* start Entries *

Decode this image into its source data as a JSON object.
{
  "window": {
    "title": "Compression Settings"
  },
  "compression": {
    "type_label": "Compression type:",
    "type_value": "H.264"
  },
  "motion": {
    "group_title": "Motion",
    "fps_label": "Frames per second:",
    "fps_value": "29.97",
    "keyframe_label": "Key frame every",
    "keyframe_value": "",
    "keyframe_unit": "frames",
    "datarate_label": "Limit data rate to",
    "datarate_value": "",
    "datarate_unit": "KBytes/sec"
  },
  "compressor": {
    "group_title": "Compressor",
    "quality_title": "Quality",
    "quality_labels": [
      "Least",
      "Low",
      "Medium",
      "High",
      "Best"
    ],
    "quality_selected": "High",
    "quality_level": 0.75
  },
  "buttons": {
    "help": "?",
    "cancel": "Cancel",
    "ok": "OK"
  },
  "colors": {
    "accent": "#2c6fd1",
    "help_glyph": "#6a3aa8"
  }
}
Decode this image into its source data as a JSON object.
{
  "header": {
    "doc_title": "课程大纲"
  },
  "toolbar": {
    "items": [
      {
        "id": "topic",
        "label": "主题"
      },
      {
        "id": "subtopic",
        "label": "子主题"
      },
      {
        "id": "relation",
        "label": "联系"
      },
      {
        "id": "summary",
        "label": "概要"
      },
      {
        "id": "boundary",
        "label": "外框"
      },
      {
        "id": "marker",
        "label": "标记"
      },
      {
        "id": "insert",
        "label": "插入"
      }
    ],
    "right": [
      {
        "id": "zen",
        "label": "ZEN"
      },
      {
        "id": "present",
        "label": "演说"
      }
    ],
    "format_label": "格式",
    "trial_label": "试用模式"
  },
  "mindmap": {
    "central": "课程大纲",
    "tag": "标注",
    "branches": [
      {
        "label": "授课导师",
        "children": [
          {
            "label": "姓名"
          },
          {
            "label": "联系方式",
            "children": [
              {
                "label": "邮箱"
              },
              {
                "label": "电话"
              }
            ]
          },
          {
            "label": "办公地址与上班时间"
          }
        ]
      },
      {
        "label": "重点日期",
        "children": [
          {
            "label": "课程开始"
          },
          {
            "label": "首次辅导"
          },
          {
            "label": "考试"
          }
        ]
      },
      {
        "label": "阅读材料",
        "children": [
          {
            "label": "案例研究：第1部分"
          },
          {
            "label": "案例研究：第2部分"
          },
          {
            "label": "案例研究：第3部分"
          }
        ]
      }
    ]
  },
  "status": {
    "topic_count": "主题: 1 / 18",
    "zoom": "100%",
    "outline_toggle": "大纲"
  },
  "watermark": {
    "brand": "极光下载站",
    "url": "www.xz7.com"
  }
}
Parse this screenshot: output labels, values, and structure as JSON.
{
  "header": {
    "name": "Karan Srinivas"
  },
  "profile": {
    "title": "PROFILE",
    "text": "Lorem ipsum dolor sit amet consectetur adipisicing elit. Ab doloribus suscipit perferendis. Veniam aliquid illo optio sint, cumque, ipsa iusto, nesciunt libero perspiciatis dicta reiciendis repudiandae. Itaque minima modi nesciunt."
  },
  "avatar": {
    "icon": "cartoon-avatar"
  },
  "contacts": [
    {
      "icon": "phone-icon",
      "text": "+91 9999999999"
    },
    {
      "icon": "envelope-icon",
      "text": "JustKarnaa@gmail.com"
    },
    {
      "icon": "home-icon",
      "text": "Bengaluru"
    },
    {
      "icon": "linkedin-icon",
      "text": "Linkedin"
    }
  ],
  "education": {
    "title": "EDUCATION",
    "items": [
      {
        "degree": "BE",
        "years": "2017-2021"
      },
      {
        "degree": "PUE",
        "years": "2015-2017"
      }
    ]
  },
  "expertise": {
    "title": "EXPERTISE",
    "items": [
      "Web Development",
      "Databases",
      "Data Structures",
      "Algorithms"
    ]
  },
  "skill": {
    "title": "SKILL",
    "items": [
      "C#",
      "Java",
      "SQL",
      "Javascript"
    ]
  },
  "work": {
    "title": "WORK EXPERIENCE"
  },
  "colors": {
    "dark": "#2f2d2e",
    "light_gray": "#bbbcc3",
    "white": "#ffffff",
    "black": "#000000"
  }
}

* end Entries *

- [Goal of the exercise]
Using the exact wording, write out all of the records.

- [Output for this task]
Decode this image into its source data as a JSON object.
{
  "window": {
    "title": "Compression Settings"
  },
  "compression": {
    "type_label": "Compression type:",
    "type_value": "H.264"
  },
  "motion": {
    "group_title": "Motion",
    "fps_label": "Frames per second:",
    "fps_value": "29.97",
    "keyframe_label": "Key frame every",
    "keyframe_value": "",
    "keyframe_unit": "frames",
    "datarate_label": "Limit data rate to",
    "datarate_value": "",
    "datarate_unit": "KBytes/sec"
  },
  "compressor": {
    "group_title": "Compressor",
    "quality_title": "Quality",
    "quality_labels": [
      "Least",
      "Low",
      "Medium",
      "High",
      "Best"
    ],
    "quality_selected": "High",
    "quality_level": 0.75
  },
  "buttons": {
    "help": "?",
    "cancel": "Cancel",
    "ok": "OK"
  },
  "colors": {
    "accent": "#2c6fd1",
    "help_glyph": "#6a3aa8"
  }
}
Decode this image into its source data as a JSON object.
{
  "header": {
    "doc_title": "课程大纲"
  },
  "toolbar": {
    "items": [
      {
        "id": "topic",
        "label": "主题"
      },
      {
        "id": "subtopic",
        "label": "子主题"
      },
      {
        "id": "relation",
        "label": "联系"
      },
      {
        "id": "summary",
        "label": "概要"
      },
      {
        "id": "boundary",
        "label": "外框"
      },
      {
        "id": "marker",
        "label": "标记"
      },
      {
        "id": "insert",
        "label": "插入"
      }
    ],
    "right": [
      {
        "id": "zen",
        "label": "ZEN"
      },
      {
        "id": "present",
        "label": "演说"
      }
    ],
    "format_label": "格式",
    "trial_label": "试用模式"
  },
  "mindmap": {
    "central": "课程大纲",
    "tag": "标注",
    "branches": [
      {
        "label": "授课导师",
        "children": [
          {
            "label": "姓名"
          },
          {
            "label": "联系方式",
            "children": [
              {
                "label": "邮箱"
              },
              {
                "label": "电话"
              }
            ]
          },
          {
            "label": "办公地址与上班时间"
          }
        ]
      },
      {
        "label": "重点日期",
        "children": [
          {
            "label": "课程开始"
          },
          {
            "label": "首次辅导"
          },
          {
            "label": "考试"
          }
        ]
      },
      {
        "label": "阅读材料",
        "children": [
          {
            "label": "案例研究：第1部分"
          },
          {
            "label": "案例研究：第2部分"
          },
          {
            "label": "案例研究：第3部分"
          }
        ]
      }
    ]
  },
  "status": {
    "topic_count": "主题: 1 / 18",
    "zoom": "100%",
    "outline_toggle": "大纲"
  },
  "watermark": {
    "brand": "极光下载站",
    "url": "www.xz7.com"
  }
}
Parse this screenshot: output labels, values, and structure as JSON.
{
  "header": {
    "name": "Karan Srinivas"
  },
  "profile": {
    "title": "PROFILE",
    "text": "Lorem ipsum dolor sit amet consectetur adipisicing elit. Ab doloribus suscipit perferendis. Veniam aliquid illo optio sint, cumque, ipsa iusto, nesciunt libero perspiciatis dicta reiciendis repudiandae. Itaque minima modi nesciunt."
  },
  "avatar": {
    "icon": "cartoon-avatar"
  },
  "contacts": [
    {
      "icon": "phone-icon",
      "text": "+91 9999999999"
    },
    {
      "icon": "envelope-icon",
      "text": "JustKarnaa@gmail.com"
    },
    {
      "icon": "home-icon",
      "text": "Bengaluru"
    },
    {
      "icon": "linkedin-icon",
      "text": "Linkedin"
    }
  ],
  "education": {
    "title": "EDUCATION",
    "items": [
      {
        "degree": "BE",
        "years": "2017-2021"
      },
      {
        "degree": "PUE",
        "years": "2015-2017"
      }
    ]
  },
  "expertise": {
    "title": "EXPERTISE",
    "items": [
      "Web Development",
      "Databases",
      "Data Structures",
      "Algorithms"
    ]
  },
  "skill": {
    "title": "SKILL",
    "items": [
      "C#",
      "Java",
      "SQL",
      "Javascript"
    ]
  },
  "work": {
    "title": "WORK EXPERIENCE"
  },
  "colors": {
    "dark": "#2f2d2e",
    "light_gray": "#bbbcc3",
    "white": "#ffffff",
    "black": "#000000"
  }
}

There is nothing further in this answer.